# Your objective
Wherever "name" appears in a line, copy that line.

# Supplied data
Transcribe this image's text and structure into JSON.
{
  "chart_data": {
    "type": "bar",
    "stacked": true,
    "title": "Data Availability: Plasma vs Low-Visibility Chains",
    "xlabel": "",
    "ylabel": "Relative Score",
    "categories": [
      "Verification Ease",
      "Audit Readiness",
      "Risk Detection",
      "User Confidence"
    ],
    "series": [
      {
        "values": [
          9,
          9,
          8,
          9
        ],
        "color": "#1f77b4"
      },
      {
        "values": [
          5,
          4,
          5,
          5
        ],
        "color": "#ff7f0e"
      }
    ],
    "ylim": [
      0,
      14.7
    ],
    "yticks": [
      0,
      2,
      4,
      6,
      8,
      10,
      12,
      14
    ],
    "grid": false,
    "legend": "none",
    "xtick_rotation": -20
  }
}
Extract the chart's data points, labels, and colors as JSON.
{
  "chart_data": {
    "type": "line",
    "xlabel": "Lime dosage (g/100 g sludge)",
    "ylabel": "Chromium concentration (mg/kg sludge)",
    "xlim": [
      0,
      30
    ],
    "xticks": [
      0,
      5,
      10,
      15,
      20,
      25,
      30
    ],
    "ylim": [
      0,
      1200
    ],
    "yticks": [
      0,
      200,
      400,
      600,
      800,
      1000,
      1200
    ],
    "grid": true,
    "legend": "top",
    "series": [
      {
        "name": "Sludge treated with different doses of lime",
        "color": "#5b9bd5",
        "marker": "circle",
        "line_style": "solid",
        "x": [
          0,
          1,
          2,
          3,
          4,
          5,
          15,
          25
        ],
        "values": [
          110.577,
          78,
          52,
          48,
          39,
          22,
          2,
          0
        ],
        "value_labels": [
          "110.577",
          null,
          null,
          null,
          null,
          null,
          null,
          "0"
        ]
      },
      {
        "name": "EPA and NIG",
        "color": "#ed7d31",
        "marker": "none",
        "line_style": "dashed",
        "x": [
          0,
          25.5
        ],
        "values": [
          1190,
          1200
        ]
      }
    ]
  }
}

# Complete answer
        "name": "Sludge treated with different doses of lime",
        "name": "EPA and NIG",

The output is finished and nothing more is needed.